Material for the task ->
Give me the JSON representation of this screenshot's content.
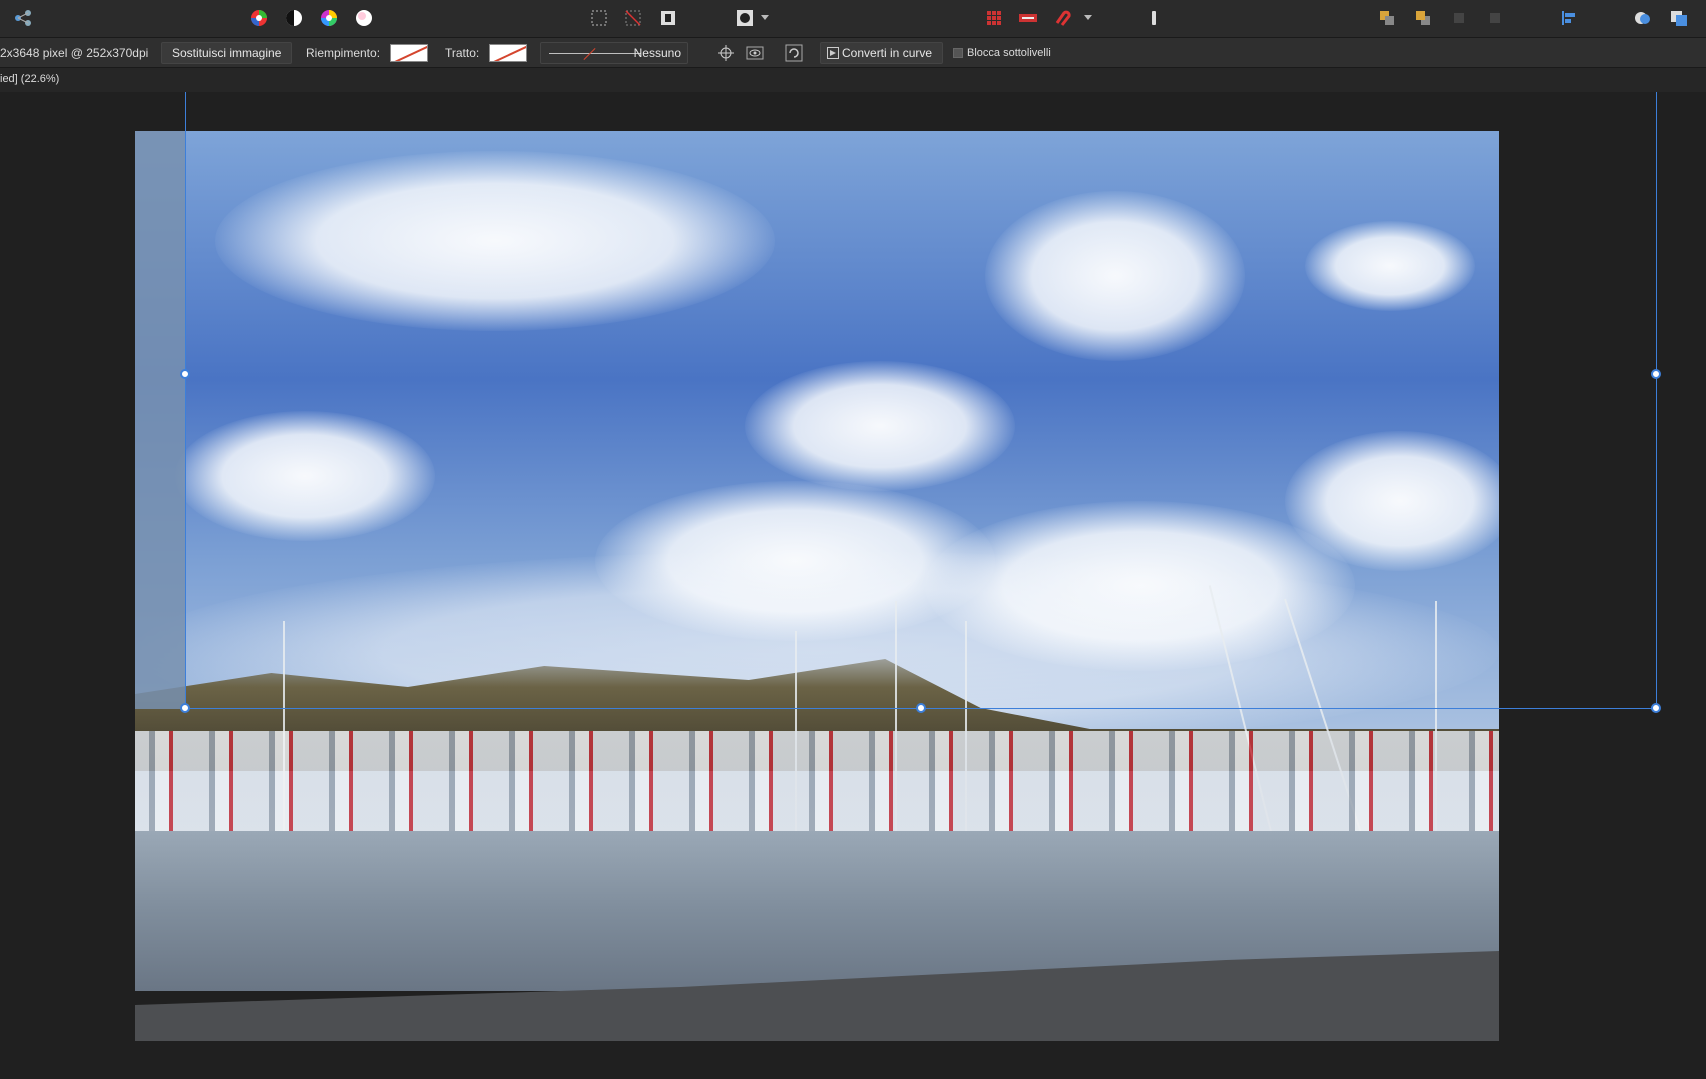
{
  "context_toolbar": {
    "image_info": "2x3648 pixel @ 252x370dpi",
    "replace_image_label": "Sostituisci immagine",
    "fill_label": "Riempimento:",
    "stroke_label": "Tratto:",
    "stroke_style": "Nessuno",
    "convert_to_curves_label": "Converti in curve",
    "lock_children_label": "Blocca sottolivelli"
  },
  "document": {
    "status": "ied] (22.6%)"
  },
  "colors": {
    "accent": "#3d7fd9",
    "background": "#1e1e1e",
    "toolbar": "#2b2b2b",
    "fill_none_slash": "#d4452e"
  }
}
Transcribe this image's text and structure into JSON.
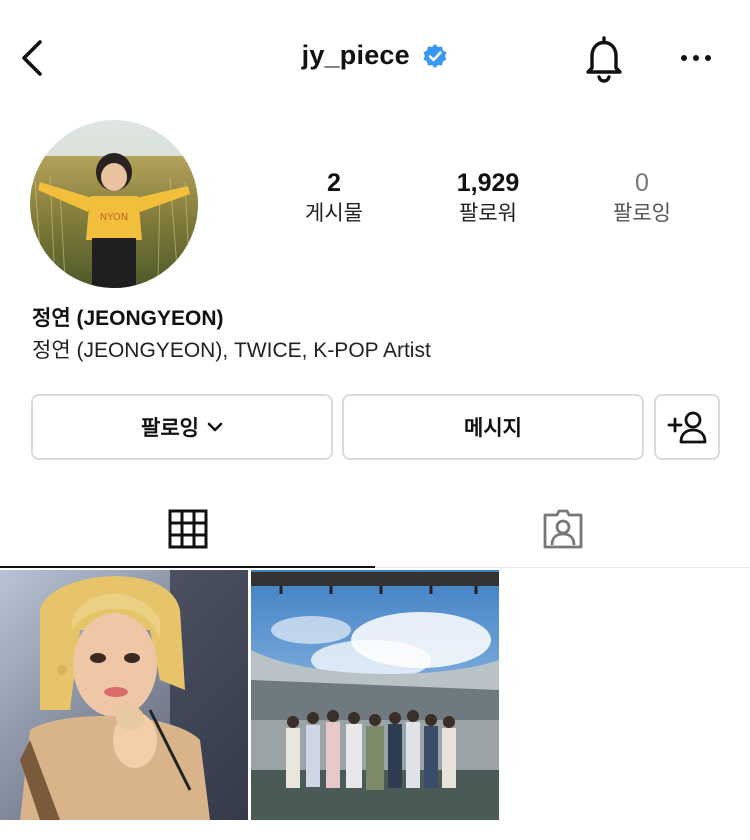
{
  "header": {
    "username": "jy_piece",
    "verified": true,
    "icons": [
      "back-arrow-icon",
      "verified-badge-icon",
      "bell-icon",
      "more-icon"
    ]
  },
  "profile": {
    "display_name": "정연 (JEONGYEON)",
    "bio": "정연 (JEONGYEON), TWICE, K-POP Artist",
    "stats": [
      {
        "value": "2",
        "label": "게시물"
      },
      {
        "value": "1,929",
        "label": "팔로워"
      },
      {
        "value": "0",
        "label": "팔로잉"
      }
    ]
  },
  "actions": {
    "follow_label": "팔로잉",
    "message_label": "메시지",
    "add_user_icon": "add-user-icon"
  },
  "tabs": [
    {
      "name": "grid",
      "icon": "grid-icon",
      "active": true
    },
    {
      "name": "tagged",
      "icon": "tagged-person-icon",
      "active": false
    }
  ],
  "posts": [
    {
      "icon": "photo-thumbnail"
    },
    {
      "icon": "photo-thumbnail"
    }
  ],
  "colors": {
    "verified": "#3897f0",
    "border": "#dbdbdb",
    "text": "#111111"
  }
}
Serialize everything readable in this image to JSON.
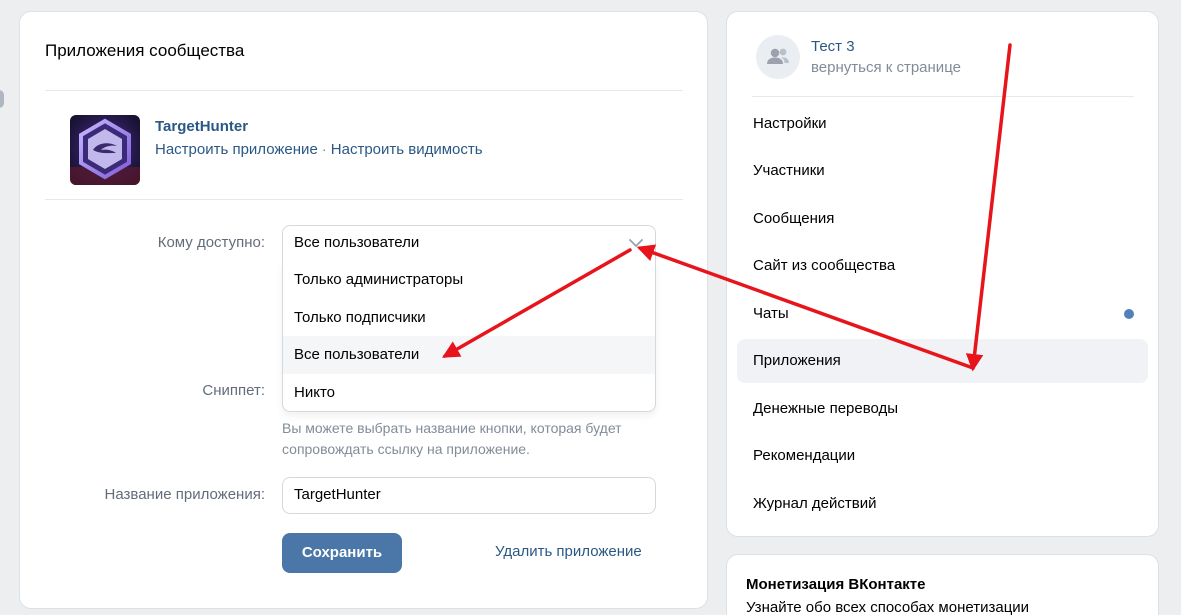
{
  "main": {
    "title": "Приложения сообщества",
    "app": {
      "name": "TargetHunter",
      "configure_link": "Настроить приложение",
      "separator": "·",
      "visibility_link": "Настроить видимость"
    },
    "form": {
      "access_label": "Кому доступно:",
      "access_value": "Все пользователи",
      "access_options": [
        "Только администраторы",
        "Только подписчики",
        "Все пользователи",
        "Никто"
      ],
      "snippet_label": "Сниппет:",
      "snippet_hint": "Вы можете выбрать название кнопки, которая будет сопровождать ссылку на приложение.",
      "app_name_label": "Название приложения:",
      "app_name_value": "TargetHunter",
      "save_button": "Сохранить",
      "delete_link": "Удалить приложение"
    }
  },
  "sidebar": {
    "group_name": "Тест 3",
    "back_link": "вернуться к странице",
    "items": [
      {
        "label": "Настройки"
      },
      {
        "label": "Участники"
      },
      {
        "label": "Сообщения"
      },
      {
        "label": "Сайт из сообщества"
      },
      {
        "label": "Чаты"
      },
      {
        "label": "Приложения"
      },
      {
        "label": "Денежные переводы"
      },
      {
        "label": "Рекомендации"
      },
      {
        "label": "Журнал действий"
      }
    ],
    "active_item": "Приложения"
  },
  "promo": {
    "title": "Монетизация ВКонтакте",
    "text": "Узнайте обо всех способах монетизации"
  },
  "colors": {
    "link": "#2a5885",
    "button": "#4a76a8",
    "annotation_arrow": "#e8141b",
    "unread_dot": "#5181b8"
  },
  "icons": {
    "group_avatar": "users-icon",
    "select_arrow": "chevron-down-icon"
  }
}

Work instructions -> Determine how many lines of the data contain the word "Только", and reply with that number only.

Task result -> 2